■ **Task statement**: Reproduce the records from their beginning through the line that contains "Annotate this image: element", substituting "position" for "location" and leaving everything else unchanged. Omit the pictures from your answer.

◇ ◇ ◇ ◇ ◇ ◇ ◇

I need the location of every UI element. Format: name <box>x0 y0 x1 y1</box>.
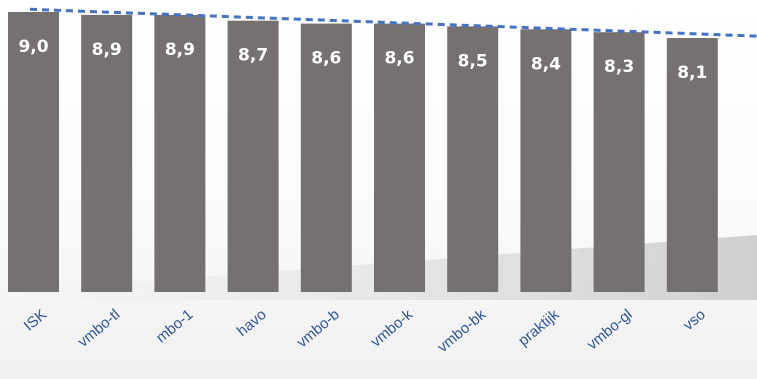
bar-mbo-1 <box>154 14 206 293</box>
bar-vmbo-k <box>374 23 425 292</box>
bars-layer <box>8 12 718 293</box>
data-label-havo: 8,7 <box>238 46 268 66</box>
bar-ISK <box>8 12 59 292</box>
trendline <box>29 7 757 38</box>
data-label-praktijk: 8,4 <box>531 54 561 74</box>
data-label-vmbo-gl: 8,3 <box>604 57 634 77</box>
data-labels-layer: 9,0 8,9 8,9 8,7 8,6 8,6 8,5 8,4 8,3 8,1 <box>18 37 707 83</box>
bar-vmbo-gl <box>593 32 645 292</box>
data-label-vmbo-b: 8,6 <box>311 49 341 69</box>
data-label-vmbo-bk: 8,5 <box>458 51 488 71</box>
bar-vmbo-b <box>300 23 352 292</box>
bar-havo <box>227 20 279 292</box>
bar-vso <box>666 38 718 292</box>
data-label-vmbo-k: 8,6 <box>384 49 414 69</box>
data-label-vmbo-tl: 8,9 <box>92 40 122 60</box>
bar-vmbo-bk <box>447 26 499 293</box>
data-label-vso: 8,1 <box>677 63 707 83</box>
bar-vmbo-tl <box>81 14 133 293</box>
data-label-ISK: 9,0 <box>18 37 48 57</box>
data-label-mbo-1: 8,9 <box>165 40 195 60</box>
bar-praktijk <box>520 29 572 293</box>
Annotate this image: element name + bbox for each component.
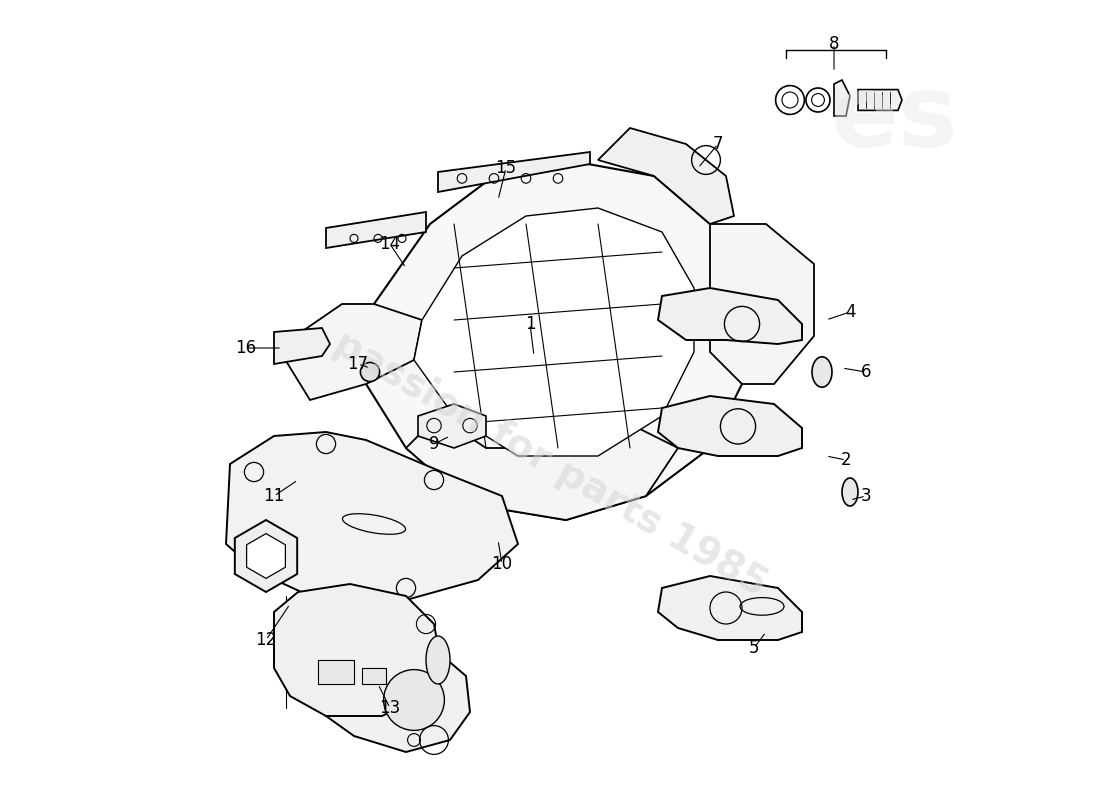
Text: 3: 3 [860,487,871,505]
Polygon shape [274,584,442,716]
Polygon shape [234,520,297,592]
Text: 6: 6 [860,363,871,381]
Polygon shape [362,668,386,684]
Text: 14: 14 [379,235,400,253]
Polygon shape [246,534,285,578]
Polygon shape [834,80,850,116]
Polygon shape [406,416,678,520]
Text: 13: 13 [379,699,400,717]
Text: 2: 2 [840,451,851,469]
Polygon shape [326,648,470,752]
Ellipse shape [812,357,832,387]
Text: 11: 11 [263,487,285,505]
Circle shape [384,670,444,730]
Text: 9: 9 [429,435,439,453]
Polygon shape [278,304,422,400]
Text: 5: 5 [749,639,759,657]
Polygon shape [598,128,734,224]
Polygon shape [658,396,802,456]
Text: 17: 17 [348,355,369,373]
Text: passion for parts 1985: passion for parts 1985 [327,324,773,604]
Text: 7: 7 [713,135,724,153]
Polygon shape [326,212,426,248]
Text: 12: 12 [255,631,276,649]
Polygon shape [366,160,750,520]
Ellipse shape [426,636,450,684]
Text: es: es [830,71,958,169]
Polygon shape [438,152,590,192]
Polygon shape [710,224,814,384]
Polygon shape [414,208,694,456]
Text: 15: 15 [495,159,517,177]
Text: 16: 16 [235,339,256,357]
Text: 1: 1 [525,315,536,333]
Polygon shape [658,576,802,640]
Text: 10: 10 [492,555,513,573]
Polygon shape [858,90,902,110]
Polygon shape [658,288,802,344]
Text: 8: 8 [828,35,839,53]
Polygon shape [274,328,330,364]
Text: 4: 4 [845,303,856,321]
Polygon shape [318,660,354,684]
Ellipse shape [842,478,858,506]
Polygon shape [418,404,486,448]
Circle shape [361,362,379,382]
Polygon shape [226,432,518,600]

◇ ◇ ◇ ◇ ◇ ◇ ◇

■ **Exercise output**:
I need the position of every UI element. Format: name <box>x0 y0 x1 y1</box>.
bar-mbo-1 <box>154 14 206 293</box>
bar-vmbo-k <box>374 23 425 292</box>
bars-layer <box>8 12 718 293</box>
data-label-havo: 8,7 <box>238 46 268 66</box>
bar-ISK <box>8 12 59 292</box>
trendline <box>29 7 757 38</box>
data-label-praktijk: 8,4 <box>531 54 561 74</box>
data-label-vmbo-gl: 8,3 <box>604 57 634 77</box>
data-labels-layer: 9,0 8,9 8,9 8,7 8,6 8,6 8,5 8,4 8,3 8,1 <box>18 37 707 83</box>
bar-vmbo-gl <box>593 32 645 292</box>
data-label-vmbo-b: 8,6 <box>311 49 341 69</box>
data-label-vmbo-bk: 8,5 <box>458 51 488 71</box>
bar-vmbo-b <box>300 23 352 292</box>
bar-havo <box>227 20 279 292</box>
bar-vso <box>666 38 718 292</box>
data-label-vmbo-k: 8,6 <box>384 49 414 69</box>
data-label-vmbo-tl: 8,9 <box>92 40 122 60</box>
bar-vmbo-bk <box>447 26 499 293</box>
data-label-vso: 8,1 <box>677 63 707 83</box>
bar-vmbo-tl <box>81 14 133 293</box>
data-label-ISK: 9,0 <box>18 37 48 57</box>
data-label-mbo-1: 8,9 <box>165 40 195 60</box>
bar-praktijk <box>520 29 572 293</box>
Annotate this image: element name + bbox for each component.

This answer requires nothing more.